Copy every record word for word.

■ **Recorded data**:

____

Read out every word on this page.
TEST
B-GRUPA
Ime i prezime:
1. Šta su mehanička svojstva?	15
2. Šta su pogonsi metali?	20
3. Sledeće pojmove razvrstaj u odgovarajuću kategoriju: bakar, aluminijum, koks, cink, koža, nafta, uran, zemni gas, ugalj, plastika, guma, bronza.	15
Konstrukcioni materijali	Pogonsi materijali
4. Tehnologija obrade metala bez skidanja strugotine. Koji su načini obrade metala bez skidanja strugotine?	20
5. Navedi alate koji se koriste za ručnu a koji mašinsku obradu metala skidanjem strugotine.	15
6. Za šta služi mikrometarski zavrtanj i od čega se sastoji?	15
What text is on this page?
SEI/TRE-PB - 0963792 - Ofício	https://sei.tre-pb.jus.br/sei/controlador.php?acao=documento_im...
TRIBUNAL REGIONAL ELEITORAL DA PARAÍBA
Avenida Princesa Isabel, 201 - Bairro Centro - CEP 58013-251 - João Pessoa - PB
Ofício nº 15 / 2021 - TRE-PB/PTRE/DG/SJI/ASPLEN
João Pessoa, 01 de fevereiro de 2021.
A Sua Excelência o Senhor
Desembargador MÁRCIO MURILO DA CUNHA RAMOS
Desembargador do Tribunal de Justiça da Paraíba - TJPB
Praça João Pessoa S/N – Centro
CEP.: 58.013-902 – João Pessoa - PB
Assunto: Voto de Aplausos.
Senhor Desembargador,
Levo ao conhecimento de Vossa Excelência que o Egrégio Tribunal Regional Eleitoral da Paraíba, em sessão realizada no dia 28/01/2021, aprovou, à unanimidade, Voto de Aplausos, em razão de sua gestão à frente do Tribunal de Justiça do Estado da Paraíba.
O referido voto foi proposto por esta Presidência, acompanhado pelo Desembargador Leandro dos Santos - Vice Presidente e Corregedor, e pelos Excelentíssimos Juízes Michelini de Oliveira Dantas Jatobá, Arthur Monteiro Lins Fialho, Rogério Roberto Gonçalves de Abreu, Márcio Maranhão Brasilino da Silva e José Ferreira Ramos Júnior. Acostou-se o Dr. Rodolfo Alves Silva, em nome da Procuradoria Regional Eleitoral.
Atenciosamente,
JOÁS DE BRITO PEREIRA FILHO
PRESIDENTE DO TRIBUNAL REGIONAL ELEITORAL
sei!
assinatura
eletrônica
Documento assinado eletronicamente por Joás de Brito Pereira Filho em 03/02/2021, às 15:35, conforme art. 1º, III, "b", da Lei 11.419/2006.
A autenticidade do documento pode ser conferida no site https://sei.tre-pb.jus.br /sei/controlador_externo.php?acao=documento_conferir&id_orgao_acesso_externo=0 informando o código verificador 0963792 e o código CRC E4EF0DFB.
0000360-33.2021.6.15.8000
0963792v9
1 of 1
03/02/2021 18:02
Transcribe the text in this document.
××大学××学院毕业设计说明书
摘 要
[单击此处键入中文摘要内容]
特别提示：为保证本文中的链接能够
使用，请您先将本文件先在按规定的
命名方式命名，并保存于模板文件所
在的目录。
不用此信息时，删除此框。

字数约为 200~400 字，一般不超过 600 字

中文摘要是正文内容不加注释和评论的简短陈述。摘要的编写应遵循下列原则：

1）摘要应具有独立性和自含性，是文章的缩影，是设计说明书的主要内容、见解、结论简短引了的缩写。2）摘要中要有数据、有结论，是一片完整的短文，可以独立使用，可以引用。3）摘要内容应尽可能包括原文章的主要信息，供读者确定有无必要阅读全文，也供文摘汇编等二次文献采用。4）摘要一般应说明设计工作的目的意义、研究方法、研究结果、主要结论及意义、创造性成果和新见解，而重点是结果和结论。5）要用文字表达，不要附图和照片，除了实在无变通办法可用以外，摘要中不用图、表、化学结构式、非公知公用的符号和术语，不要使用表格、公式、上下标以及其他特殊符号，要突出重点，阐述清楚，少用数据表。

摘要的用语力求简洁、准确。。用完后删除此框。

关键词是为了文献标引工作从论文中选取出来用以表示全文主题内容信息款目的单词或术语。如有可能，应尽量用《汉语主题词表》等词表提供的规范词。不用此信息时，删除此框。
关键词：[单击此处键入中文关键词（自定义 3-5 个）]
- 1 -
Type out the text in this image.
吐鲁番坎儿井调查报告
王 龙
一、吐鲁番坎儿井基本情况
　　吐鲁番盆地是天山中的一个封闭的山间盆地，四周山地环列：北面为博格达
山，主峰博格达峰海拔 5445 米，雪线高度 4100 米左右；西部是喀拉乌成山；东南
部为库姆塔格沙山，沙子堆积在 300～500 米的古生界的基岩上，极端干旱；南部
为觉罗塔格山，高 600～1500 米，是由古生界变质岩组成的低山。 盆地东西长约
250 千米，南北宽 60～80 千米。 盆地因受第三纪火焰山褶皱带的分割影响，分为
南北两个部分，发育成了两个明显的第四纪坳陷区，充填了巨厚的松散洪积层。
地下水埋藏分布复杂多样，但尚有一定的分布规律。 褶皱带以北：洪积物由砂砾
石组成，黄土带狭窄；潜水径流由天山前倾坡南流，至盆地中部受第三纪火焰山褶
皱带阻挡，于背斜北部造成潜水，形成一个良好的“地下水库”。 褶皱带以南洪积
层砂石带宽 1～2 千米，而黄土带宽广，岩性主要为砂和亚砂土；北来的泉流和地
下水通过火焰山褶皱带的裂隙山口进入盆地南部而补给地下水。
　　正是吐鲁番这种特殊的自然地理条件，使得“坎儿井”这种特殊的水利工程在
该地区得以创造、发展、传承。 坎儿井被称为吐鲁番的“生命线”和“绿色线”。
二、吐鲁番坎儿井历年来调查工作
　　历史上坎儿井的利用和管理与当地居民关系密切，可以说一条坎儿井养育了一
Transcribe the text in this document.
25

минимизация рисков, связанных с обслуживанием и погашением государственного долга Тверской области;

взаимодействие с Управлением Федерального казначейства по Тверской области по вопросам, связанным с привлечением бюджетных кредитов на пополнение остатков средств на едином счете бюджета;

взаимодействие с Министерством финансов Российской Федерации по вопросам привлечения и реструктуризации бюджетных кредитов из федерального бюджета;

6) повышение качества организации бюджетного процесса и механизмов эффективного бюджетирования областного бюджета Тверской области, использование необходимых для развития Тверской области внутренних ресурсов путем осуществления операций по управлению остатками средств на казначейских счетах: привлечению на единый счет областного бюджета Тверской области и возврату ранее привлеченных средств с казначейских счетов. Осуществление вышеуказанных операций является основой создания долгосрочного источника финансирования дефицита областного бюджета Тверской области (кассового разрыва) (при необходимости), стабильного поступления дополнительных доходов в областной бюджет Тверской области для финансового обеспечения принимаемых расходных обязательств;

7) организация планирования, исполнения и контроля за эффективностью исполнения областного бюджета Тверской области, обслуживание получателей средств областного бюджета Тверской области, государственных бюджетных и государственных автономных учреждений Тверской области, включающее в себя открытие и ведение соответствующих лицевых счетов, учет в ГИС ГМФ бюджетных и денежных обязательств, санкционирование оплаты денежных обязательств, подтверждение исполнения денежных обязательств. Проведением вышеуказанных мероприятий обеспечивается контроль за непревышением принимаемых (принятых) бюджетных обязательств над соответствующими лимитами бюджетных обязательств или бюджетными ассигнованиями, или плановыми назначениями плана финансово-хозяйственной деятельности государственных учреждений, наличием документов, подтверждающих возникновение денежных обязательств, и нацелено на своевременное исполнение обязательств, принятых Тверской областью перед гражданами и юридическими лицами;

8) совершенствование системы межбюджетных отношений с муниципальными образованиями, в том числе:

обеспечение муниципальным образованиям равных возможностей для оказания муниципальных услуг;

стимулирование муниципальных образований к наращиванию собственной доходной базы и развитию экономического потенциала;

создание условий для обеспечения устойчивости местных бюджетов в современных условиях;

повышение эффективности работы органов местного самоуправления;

____

■ **Finished task**:
Read out every word on this page.
TEST
B-GRUPA
Ime i prezime:
1. Šta su mehanička svojstva?	15
2. Šta su pogonsi metali?	20
3. Sledeće pojmove razvrstaj u odgovarajuću kategoriju: bakar, aluminijum, koks, cink, koža, nafta, uran, zemni gas, ugalj, plastika, guma, bronza.	15
Konstrukcioni materijali	Pogonsi materijali
4. Tehnologija obrade metala bez skidanja strugotine. Koji su načini obrade metala bez skidanja strugotine?	20
5. Navedi alate koji se koriste za ručnu a koji mašinsku obradu metala skidanjem strugotine.	15
6. Za šta služi mikrometarski zavrtanj i od čega se sastoji?	15
What text is on this page?
SEI/TRE-PB - 0963792 - Ofício	https://sei.tre-pb.jus.br/sei/controlador.php?acao=documento_im...
TRIBUNAL REGIONAL ELEITORAL DA PARAÍBA
Avenida Princesa Isabel, 201 - Bairro Centro - CEP 58013-251 - João Pessoa - PB
Ofício nº 15 / 2021 - TRE-PB/PTRE/DG/SJI/ASPLEN
João Pessoa, 01 de fevereiro de 2021.
A Sua Excelência o Senhor
Desembargador MÁRCIO MURILO DA CUNHA RAMOS
Desembargador do Tribunal de Justiça da Paraíba - TJPB
Praça João Pessoa S/N – Centro
CEP.: 58.013-902 – João Pessoa - PB
Assunto: Voto de Aplausos.
Senhor Desembargador,
Levo ao conhecimento de Vossa Excelência que o Egrégio Tribunal Regional Eleitoral da Paraíba, em sessão realizada no dia 28/01/2021, aprovou, à unanimidade, Voto de Aplausos, em razão de sua gestão à frente do Tribunal de Justiça do Estado da Paraíba.
O referido voto foi proposto por esta Presidência, acompanhado pelo Desembargador Leandro dos Santos - Vice Presidente e Corregedor, e pelos Excelentíssimos Juízes Michelini de Oliveira Dantas Jatobá, Arthur Monteiro Lins Fialho, Rogério Roberto Gonçalves de Abreu, Márcio Maranhão Brasilino da Silva e José Ferreira Ramos Júnior. Acostou-se o Dr. Rodolfo Alves Silva, em nome da Procuradoria Regional Eleitoral.
Atenciosamente,
JOÁS DE BRITO PEREIRA FILHO
PRESIDENTE DO TRIBUNAL REGIONAL ELEITORAL
sei!
assinatura
eletrônica
Documento assinado eletronicamente por Joás de Brito Pereira Filho em 03/02/2021, às 15:35, conforme art. 1º, III, "b", da Lei 11.419/2006.
A autenticidade do documento pode ser conferida no site https://sei.tre-pb.jus.br /sei/controlador_externo.php?acao=documento_conferir&id_orgao_acesso_externo=0 informando o código verificador 0963792 e o código CRC E4EF0DFB.
0000360-33.2021.6.15.8000
0963792v9
1 of 1
03/02/2021 18:02
Transcribe the text in this document.
××大学××学院毕业设计说明书
摘 要
[单击此处键入中文摘要内容]
特别提示：为保证本文中的链接能够
使用，请您先将本文件先在按规定的
命名方式命名，并保存于模板文件所
在的目录。
不用此信息时，删除此框。

字数约为 200~400 字，一般不超过 600 字

中文摘要是正文内容不加注释和评论的简短陈述。摘要的编写应遵循下列原则：

1）摘要应具有独立性和自含性，是文章的缩影，是设计说明书的主要内容、见解、结论简短引了的缩写。2）摘要中要有数据、有结论，是一片完整的短文，可以独立使用，可以引用。3）摘要内容应尽可能包括原文章的主要信息，供读者确定有无必要阅读全文，也供文摘汇编等二次文献采用。4）摘要一般应说明设计工作的目的意义、研究方法、研究结果、主要结论及意义、创造性成果和新见解，而重点是结果和结论。5）要用文字表达，不要附图和照片，除了实在无变通办法可用以外，摘要中不用图、表、化学结构式、非公知公用的符号和术语，不要使用表格、公式、上下标以及其他特殊符号，要突出重点，阐述清楚，少用数据表。

摘要的用语力求简洁、准确。。用完后删除此框。

关键词是为了文献标引工作从论文中选取出来用以表示全文主题内容信息款目的单词或术语。如有可能，应尽量用《汉语主题词表》等词表提供的规范词。不用此信息时，删除此框。
关键词：[单击此处键入中文关键词（自定义 3-5 个）]
- 1 -
Type out the text in this image.
吐鲁番坎儿井调查报告
王 龙
一、吐鲁番坎儿井基本情况
　　吐鲁番盆地是天山中的一个封闭的山间盆地，四周山地环列：北面为博格达
山，主峰博格达峰海拔 5445 米，雪线高度 4100 米左右；西部是喀拉乌成山；东南
部为库姆塔格沙山，沙子堆积在 300～500 米的古生界的基岩上，极端干旱；南部
为觉罗塔格山，高 600～1500 米，是由古生界变质岩组成的低山。 盆地东西长约
250 千米，南北宽 60～80 千米。 盆地因受第三纪火焰山褶皱带的分割影响，分为
南北两个部分，发育成了两个明显的第四纪坳陷区，充填了巨厚的松散洪积层。
地下水埋藏分布复杂多样，但尚有一定的分布规律。 褶皱带以北：洪积物由砂砾
石组成，黄土带狭窄；潜水径流由天山前倾坡南流，至盆地中部受第三纪火焰山褶
皱带阻挡，于背斜北部造成潜水，形成一个良好的“地下水库”。 褶皱带以南洪积
层砂石带宽 1～2 千米，而黄土带宽广，岩性主要为砂和亚砂土；北来的泉流和地
下水通过火焰山褶皱带的裂隙山口进入盆地南部而补给地下水。
　　正是吐鲁番这种特殊的自然地理条件，使得“坎儿井”这种特殊的水利工程在
该地区得以创造、发展、传承。 坎儿井被称为吐鲁番的“生命线”和“绿色线”。
二、吐鲁番坎儿井历年来调查工作
　　历史上坎儿井的利用和管理与当地居民关系密切，可以说一条坎儿井养育了一
Transcribe the text in this document.
25

минимизация рисков, связанных с обслуживанием и погашением государственного долга Тверской области;

взаимодействие с Управлением Федерального казначейства по Тверской области по вопросам, связанным с привлечением бюджетных кредитов на пополнение остатков средств на едином счете бюджета;

взаимодействие с Министерством финансов Российской Федерации по вопросам привлечения и реструктуризации бюджетных кредитов из федерального бюджета;

6) повышение качества организации бюджетного процесса и механизмов эффективного бюджетирования областного бюджета Тверской области, использование необходимых для развития Тверской области внутренних ресурсов путем осуществления операций по управлению остатками средств на казначейских счетах: привлечению на единый счет областного бюджета Тверской области и возврату ранее привлеченных средств с казначейских счетов. Осуществление вышеуказанных операций является основой создания долгосрочного источника финансирования дефицита областного бюджета Тверской области (кассового разрыва) (при необходимости), стабильного поступления дополнительных доходов в областной бюджет Тверской области для финансового обеспечения принимаемых расходных обязательств;

7) организация планирования, исполнения и контроля за эффективностью исполнения областного бюджета Тверской области, обслуживание получателей средств областного бюджета Тверской области, государственных бюджетных и государственных автономных учреждений Тверской области, включающее в себя открытие и ведение соответствующих лицевых счетов, учет в ГИС ГМФ бюджетных и денежных обязательств, санкционирование оплаты денежных обязательств, подтверждение исполнения денежных обязательств. Проведением вышеуказанных мероприятий обеспечивается контроль за непревышением принимаемых (принятых) бюджетных обязательств над соответствующими лимитами бюджетных обязательств или бюджетными ассигнованиями, или плановыми назначениями плана финансово-хозяйственной деятельности государственных учреждений, наличием документов, подтверждающих возникновение денежных обязательств, и нацелено на своевременное исполнение обязательств, принятых Тверской областью перед гражданами и юридическими лицами;

8) совершенствование системы межбюджетных отношений с муниципальными образованиями, в том числе:

обеспечение муниципальным образованиям равных возможностей для оказания муниципальных услуг;

стимулирование муниципальных образований к наращиванию собственной доходной базы и развитию экономического потенциала;

создание условий для обеспечения устойчивости местных бюджетов в современных условиях;

повышение эффективности работы органов местного самоуправления;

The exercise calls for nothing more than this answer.